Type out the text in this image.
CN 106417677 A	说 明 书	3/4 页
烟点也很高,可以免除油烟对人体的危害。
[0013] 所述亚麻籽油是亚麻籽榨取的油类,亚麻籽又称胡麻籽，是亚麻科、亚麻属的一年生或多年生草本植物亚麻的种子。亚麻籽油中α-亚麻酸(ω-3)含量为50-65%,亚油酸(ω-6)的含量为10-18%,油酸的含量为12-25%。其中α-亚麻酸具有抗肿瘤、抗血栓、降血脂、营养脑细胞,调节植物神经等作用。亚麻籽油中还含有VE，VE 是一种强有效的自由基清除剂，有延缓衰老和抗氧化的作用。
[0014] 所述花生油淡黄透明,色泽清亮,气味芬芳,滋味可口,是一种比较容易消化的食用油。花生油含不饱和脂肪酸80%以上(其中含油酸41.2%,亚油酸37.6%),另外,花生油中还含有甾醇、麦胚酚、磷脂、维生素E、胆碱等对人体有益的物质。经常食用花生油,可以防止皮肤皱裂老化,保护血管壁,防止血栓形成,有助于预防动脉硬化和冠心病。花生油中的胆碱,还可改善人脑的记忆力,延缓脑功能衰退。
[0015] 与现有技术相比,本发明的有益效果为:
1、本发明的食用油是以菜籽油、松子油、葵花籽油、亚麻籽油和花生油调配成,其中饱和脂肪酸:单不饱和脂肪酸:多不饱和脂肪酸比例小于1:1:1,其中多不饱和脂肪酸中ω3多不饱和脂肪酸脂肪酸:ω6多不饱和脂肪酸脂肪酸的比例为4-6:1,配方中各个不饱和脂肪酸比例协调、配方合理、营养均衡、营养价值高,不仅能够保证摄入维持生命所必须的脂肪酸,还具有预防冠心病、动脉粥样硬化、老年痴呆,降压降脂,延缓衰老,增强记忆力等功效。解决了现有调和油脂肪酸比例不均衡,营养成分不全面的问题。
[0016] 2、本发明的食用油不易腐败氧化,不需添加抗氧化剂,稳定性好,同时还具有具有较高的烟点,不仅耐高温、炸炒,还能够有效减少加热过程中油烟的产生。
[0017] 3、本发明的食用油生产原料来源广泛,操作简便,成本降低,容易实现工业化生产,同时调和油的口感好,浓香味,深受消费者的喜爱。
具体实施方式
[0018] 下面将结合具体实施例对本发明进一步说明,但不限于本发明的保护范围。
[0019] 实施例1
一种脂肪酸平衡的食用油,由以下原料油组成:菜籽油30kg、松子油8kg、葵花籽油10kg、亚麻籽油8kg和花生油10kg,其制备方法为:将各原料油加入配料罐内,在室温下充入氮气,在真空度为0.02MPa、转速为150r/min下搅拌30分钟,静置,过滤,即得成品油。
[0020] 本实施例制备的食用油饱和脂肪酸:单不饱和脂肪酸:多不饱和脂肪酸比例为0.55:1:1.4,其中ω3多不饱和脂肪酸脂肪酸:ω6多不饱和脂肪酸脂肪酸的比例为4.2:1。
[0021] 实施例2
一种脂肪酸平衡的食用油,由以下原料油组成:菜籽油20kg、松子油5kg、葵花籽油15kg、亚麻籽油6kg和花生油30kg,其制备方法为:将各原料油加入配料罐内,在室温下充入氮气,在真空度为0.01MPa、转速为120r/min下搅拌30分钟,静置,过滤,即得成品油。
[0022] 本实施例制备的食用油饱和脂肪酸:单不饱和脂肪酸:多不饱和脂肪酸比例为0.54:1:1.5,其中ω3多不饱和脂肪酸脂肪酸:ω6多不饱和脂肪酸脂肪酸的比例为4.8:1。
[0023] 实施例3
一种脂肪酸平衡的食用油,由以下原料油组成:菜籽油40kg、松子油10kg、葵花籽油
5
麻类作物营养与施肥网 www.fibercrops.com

▬▬▬▬▬▬▬▬▬▬

_Directive_
Only a number is wanted: how many lines above include "其制备方法为"?

_Completed task_
2